Your goal: Copy every entry word for word, but skip the pictures.
## begin
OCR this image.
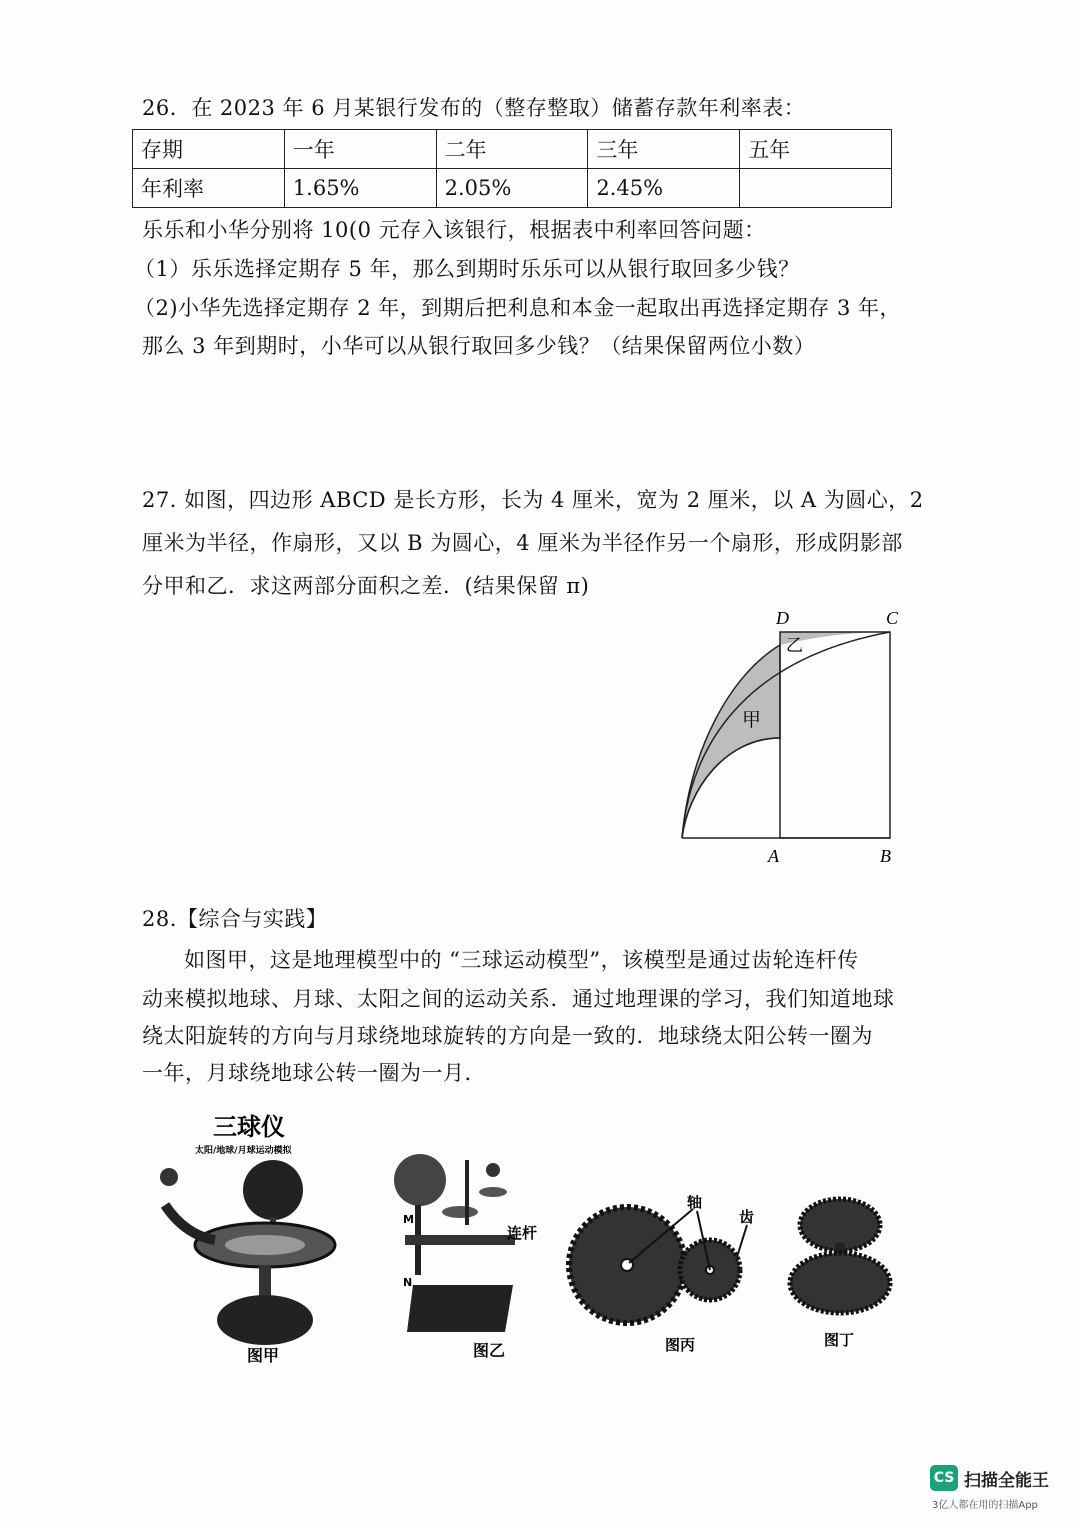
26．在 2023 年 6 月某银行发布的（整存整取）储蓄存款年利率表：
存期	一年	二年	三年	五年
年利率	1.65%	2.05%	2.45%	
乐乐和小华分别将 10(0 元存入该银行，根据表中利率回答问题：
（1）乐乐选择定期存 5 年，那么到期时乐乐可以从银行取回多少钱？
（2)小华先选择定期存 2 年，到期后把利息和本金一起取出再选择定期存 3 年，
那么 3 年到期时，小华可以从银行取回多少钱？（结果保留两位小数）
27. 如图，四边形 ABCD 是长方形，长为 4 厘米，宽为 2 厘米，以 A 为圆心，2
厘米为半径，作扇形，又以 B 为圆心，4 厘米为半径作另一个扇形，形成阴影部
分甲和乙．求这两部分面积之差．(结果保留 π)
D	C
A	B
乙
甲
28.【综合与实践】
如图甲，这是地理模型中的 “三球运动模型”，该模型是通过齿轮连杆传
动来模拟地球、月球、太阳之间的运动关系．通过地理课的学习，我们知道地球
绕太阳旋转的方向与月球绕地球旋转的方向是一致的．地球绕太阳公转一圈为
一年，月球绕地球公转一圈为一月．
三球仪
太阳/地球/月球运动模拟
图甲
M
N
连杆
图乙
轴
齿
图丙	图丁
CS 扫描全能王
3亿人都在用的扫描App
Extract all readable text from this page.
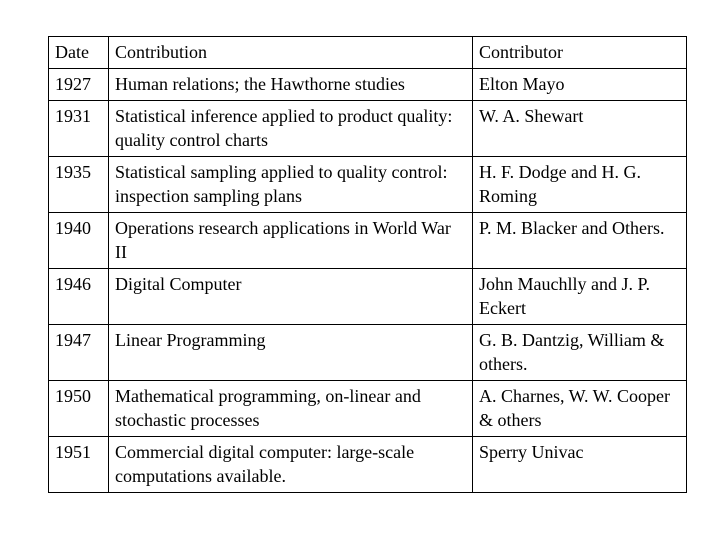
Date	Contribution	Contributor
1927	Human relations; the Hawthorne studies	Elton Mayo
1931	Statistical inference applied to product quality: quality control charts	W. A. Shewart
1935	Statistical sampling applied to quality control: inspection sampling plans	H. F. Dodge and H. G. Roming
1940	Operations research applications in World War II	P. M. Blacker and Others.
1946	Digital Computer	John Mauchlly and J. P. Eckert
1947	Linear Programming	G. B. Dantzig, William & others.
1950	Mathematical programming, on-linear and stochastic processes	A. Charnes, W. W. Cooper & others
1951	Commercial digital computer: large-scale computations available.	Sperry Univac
## end
Task answer:
OCR this image.
26．在 2023 年 6 月某银行发布的（整存整取）储蓄存款年利率表：
存期	一年	二年	三年	五年
年利率	1.65%	2.05%	2.45%	
乐乐和小华分别将 10(0 元存入该银行，根据表中利率回答问题：
（1）乐乐选择定期存 5 年，那么到期时乐乐可以从银行取回多少钱？
（2)小华先选择定期存 2 年，到期后把利息和本金一起取出再选择定期存 3 年，
那么 3 年到期时，小华可以从银行取回多少钱？（结果保留两位小数）
27. 如图，四边形 ABCD 是长方形，长为 4 厘米，宽为 2 厘米，以 A 为圆心，2
厘米为半径，作扇形，又以 B 为圆心，4 厘米为半径作另一个扇形，形成阴影部
分甲和乙．求这两部分面积之差．(结果保留 π)
D	C
A	B
乙
甲
28.【综合与实践】
如图甲，这是地理模型中的 “三球运动模型”，该模型是通过齿轮连杆传
动来模拟地球、月球、太阳之间的运动关系．通过地理课的学习，我们知道地球
绕太阳旋转的方向与月球绕地球旋转的方向是一致的．地球绕太阳公转一圈为
一年，月球绕地球公转一圈为一月．
三球仪
太阳/地球/月球运动模拟
图甲
M
N
连杆
图乙
轴
齿
图丙	图丁
CS 扫描全能王
3亿人都在用的扫描App
Extract all readable text from this page.
Date	Contribution	Contributor
1927	Human relations; the Hawthorne studies	Elton Mayo
1931	Statistical inference applied to product quality: quality control charts	W. A. Shewart
1935	Statistical sampling applied to quality control: inspection sampling plans	H. F. Dodge and H. G. Roming
1940	Operations research applications in World War II	P. M. Blacker and Others.
1946	Digital Computer	John Mauchlly and J. P. Eckert
1947	Linear Programming	G. B. Dantzig, William & others.
1950	Mathematical programming, on-linear and stochastic processes	A. Charnes, W. W. Cooper & others
1951	Commercial digital computer: large-scale computations available.	Sperry Univac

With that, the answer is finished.